→ **WHAT THE EXERCISE ASKS**
Report, word for word, every line of the material that contains "values".
— start MATERIAL SUPPLIED —
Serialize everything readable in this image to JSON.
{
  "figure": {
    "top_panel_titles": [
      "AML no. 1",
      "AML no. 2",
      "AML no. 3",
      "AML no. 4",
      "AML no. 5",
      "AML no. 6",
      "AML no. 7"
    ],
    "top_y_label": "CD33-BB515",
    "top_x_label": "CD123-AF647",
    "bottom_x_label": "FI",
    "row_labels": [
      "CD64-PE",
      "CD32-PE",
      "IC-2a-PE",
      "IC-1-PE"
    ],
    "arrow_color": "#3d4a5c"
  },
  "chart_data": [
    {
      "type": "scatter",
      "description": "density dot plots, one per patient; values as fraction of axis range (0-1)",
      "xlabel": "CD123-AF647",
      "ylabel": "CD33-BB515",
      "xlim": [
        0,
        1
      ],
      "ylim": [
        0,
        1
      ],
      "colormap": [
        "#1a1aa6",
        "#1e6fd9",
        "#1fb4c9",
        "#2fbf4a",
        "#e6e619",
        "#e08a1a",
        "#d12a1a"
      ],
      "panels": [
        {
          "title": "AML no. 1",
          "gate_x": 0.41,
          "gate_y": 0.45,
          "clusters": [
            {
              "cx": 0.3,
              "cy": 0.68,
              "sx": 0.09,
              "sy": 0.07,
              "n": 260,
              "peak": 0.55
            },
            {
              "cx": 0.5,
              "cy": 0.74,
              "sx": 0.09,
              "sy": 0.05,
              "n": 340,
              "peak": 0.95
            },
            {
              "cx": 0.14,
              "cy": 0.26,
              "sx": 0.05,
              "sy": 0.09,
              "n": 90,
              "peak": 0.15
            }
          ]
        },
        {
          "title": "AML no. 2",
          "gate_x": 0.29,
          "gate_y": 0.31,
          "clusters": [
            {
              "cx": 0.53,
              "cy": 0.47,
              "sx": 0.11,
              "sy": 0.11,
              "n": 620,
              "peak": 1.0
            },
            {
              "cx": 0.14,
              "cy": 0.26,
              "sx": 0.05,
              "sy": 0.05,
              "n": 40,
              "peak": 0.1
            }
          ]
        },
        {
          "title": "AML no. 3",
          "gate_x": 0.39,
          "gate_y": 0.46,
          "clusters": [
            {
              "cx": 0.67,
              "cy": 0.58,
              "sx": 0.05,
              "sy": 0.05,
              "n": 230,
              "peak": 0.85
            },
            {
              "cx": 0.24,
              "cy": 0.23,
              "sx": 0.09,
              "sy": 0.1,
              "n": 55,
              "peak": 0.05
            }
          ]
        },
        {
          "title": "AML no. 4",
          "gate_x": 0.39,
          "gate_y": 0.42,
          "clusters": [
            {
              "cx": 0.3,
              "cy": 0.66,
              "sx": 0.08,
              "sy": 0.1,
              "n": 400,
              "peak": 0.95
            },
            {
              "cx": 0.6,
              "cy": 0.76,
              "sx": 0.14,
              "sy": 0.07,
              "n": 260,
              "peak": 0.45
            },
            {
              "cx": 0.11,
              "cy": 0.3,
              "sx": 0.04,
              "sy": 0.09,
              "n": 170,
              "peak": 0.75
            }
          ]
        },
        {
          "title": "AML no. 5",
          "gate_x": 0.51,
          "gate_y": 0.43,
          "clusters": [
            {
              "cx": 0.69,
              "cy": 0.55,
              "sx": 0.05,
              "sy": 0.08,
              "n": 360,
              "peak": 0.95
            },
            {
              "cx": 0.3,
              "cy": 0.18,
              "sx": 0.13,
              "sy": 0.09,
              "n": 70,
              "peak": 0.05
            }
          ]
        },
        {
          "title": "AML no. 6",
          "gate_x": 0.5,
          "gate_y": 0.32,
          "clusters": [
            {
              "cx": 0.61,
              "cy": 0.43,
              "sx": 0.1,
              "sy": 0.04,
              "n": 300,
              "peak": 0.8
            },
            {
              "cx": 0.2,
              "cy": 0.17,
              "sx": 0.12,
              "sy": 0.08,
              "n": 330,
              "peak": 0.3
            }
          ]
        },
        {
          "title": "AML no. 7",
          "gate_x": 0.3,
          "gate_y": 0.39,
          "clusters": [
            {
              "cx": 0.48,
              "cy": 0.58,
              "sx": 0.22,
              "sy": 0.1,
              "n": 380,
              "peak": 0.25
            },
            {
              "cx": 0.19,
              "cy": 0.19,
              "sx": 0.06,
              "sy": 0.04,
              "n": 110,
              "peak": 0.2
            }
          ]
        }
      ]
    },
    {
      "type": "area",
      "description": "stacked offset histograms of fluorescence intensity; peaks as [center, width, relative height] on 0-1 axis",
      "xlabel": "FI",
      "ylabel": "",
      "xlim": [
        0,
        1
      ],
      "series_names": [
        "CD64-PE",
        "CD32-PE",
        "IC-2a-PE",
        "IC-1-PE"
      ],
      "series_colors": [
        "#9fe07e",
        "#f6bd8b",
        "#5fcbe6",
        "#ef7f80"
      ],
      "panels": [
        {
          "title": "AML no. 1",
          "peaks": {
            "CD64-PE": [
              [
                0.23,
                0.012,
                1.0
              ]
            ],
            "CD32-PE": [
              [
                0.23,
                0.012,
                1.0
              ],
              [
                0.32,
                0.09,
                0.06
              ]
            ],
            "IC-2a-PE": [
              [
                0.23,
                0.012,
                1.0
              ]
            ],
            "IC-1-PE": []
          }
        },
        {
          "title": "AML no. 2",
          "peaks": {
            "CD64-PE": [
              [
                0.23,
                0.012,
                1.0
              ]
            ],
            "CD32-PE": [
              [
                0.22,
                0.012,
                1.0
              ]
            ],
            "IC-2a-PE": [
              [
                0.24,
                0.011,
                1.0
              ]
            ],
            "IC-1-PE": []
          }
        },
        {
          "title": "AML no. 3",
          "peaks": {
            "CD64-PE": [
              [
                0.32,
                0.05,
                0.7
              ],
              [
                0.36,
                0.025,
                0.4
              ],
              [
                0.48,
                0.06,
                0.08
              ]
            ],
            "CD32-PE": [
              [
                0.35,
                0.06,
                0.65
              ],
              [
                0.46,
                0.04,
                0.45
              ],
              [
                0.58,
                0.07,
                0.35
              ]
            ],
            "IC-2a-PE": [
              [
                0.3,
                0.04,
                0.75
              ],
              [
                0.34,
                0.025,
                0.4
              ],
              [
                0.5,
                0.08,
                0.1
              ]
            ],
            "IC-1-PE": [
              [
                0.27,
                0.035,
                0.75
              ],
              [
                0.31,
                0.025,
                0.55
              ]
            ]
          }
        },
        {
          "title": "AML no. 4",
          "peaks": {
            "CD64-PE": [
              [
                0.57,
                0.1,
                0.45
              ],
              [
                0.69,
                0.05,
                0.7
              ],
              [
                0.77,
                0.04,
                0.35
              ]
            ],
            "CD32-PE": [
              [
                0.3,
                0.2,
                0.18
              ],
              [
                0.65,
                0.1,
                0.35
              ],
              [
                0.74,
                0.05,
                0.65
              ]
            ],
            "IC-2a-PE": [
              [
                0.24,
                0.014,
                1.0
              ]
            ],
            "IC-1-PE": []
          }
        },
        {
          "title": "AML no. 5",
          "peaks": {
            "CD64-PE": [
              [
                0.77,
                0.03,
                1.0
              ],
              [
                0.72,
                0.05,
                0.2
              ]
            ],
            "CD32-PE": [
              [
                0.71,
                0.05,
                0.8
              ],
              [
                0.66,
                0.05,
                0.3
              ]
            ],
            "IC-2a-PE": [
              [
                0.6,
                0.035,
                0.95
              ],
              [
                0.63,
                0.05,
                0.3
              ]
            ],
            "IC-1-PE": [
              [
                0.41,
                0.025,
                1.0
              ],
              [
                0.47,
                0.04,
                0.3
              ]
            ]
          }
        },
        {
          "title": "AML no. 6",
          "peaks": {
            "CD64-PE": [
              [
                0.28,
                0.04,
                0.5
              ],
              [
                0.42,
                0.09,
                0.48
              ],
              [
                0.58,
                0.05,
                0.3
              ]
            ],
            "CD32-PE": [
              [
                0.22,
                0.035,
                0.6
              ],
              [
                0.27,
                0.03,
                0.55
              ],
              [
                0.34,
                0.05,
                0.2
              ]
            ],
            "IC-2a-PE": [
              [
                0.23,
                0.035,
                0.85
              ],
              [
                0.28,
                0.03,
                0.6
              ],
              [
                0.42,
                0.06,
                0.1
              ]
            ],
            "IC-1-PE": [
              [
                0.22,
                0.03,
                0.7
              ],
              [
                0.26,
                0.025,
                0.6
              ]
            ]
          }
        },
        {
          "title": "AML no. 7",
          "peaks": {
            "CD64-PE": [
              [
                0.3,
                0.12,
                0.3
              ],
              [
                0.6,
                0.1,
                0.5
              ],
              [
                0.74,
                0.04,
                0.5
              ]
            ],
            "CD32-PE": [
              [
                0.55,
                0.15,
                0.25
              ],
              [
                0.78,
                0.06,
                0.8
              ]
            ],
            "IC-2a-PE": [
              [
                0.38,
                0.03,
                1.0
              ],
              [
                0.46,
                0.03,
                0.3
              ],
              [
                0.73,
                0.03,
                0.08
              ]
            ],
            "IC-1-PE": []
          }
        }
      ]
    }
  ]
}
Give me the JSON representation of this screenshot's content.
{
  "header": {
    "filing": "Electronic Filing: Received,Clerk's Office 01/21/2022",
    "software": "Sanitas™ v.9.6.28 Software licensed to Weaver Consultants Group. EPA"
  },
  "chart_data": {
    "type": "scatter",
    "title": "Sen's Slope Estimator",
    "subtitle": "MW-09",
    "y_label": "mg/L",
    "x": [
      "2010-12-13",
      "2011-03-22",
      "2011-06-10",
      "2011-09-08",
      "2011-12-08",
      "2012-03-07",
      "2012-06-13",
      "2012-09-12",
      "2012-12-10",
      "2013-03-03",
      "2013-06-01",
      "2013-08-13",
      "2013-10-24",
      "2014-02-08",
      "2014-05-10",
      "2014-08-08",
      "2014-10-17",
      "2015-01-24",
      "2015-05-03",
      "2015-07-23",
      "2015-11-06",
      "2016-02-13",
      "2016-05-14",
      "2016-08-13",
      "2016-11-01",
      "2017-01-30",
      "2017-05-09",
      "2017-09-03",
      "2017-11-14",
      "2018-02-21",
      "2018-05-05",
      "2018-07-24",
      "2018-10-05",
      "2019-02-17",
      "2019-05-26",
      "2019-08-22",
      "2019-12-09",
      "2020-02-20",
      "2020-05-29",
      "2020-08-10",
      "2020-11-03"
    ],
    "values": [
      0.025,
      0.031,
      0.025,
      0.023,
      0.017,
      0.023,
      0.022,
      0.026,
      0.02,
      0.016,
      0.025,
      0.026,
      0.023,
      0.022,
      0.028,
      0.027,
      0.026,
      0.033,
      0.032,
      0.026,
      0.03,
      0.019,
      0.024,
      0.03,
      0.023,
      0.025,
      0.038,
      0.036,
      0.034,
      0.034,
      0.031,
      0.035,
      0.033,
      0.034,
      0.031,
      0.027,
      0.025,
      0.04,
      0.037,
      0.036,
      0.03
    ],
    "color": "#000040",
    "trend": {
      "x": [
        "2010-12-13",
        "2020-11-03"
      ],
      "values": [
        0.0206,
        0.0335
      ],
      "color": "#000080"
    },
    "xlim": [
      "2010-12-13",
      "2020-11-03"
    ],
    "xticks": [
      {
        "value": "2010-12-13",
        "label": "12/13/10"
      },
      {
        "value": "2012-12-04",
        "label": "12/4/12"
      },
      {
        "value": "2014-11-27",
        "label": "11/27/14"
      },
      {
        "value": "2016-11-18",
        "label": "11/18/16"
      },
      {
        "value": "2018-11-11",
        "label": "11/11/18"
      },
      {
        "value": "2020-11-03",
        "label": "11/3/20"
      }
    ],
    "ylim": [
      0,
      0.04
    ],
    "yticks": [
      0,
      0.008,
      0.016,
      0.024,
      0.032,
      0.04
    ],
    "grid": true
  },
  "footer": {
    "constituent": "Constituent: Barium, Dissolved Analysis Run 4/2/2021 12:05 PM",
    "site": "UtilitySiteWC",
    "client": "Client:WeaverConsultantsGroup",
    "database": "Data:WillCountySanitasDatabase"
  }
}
— end MATERIAL SUPPLIED —
→ **EXPECTED ANSWER**
      "description": "density dot plots, one per patient; values as fraction of axis range (0-1)",
    "values": [
      "values": [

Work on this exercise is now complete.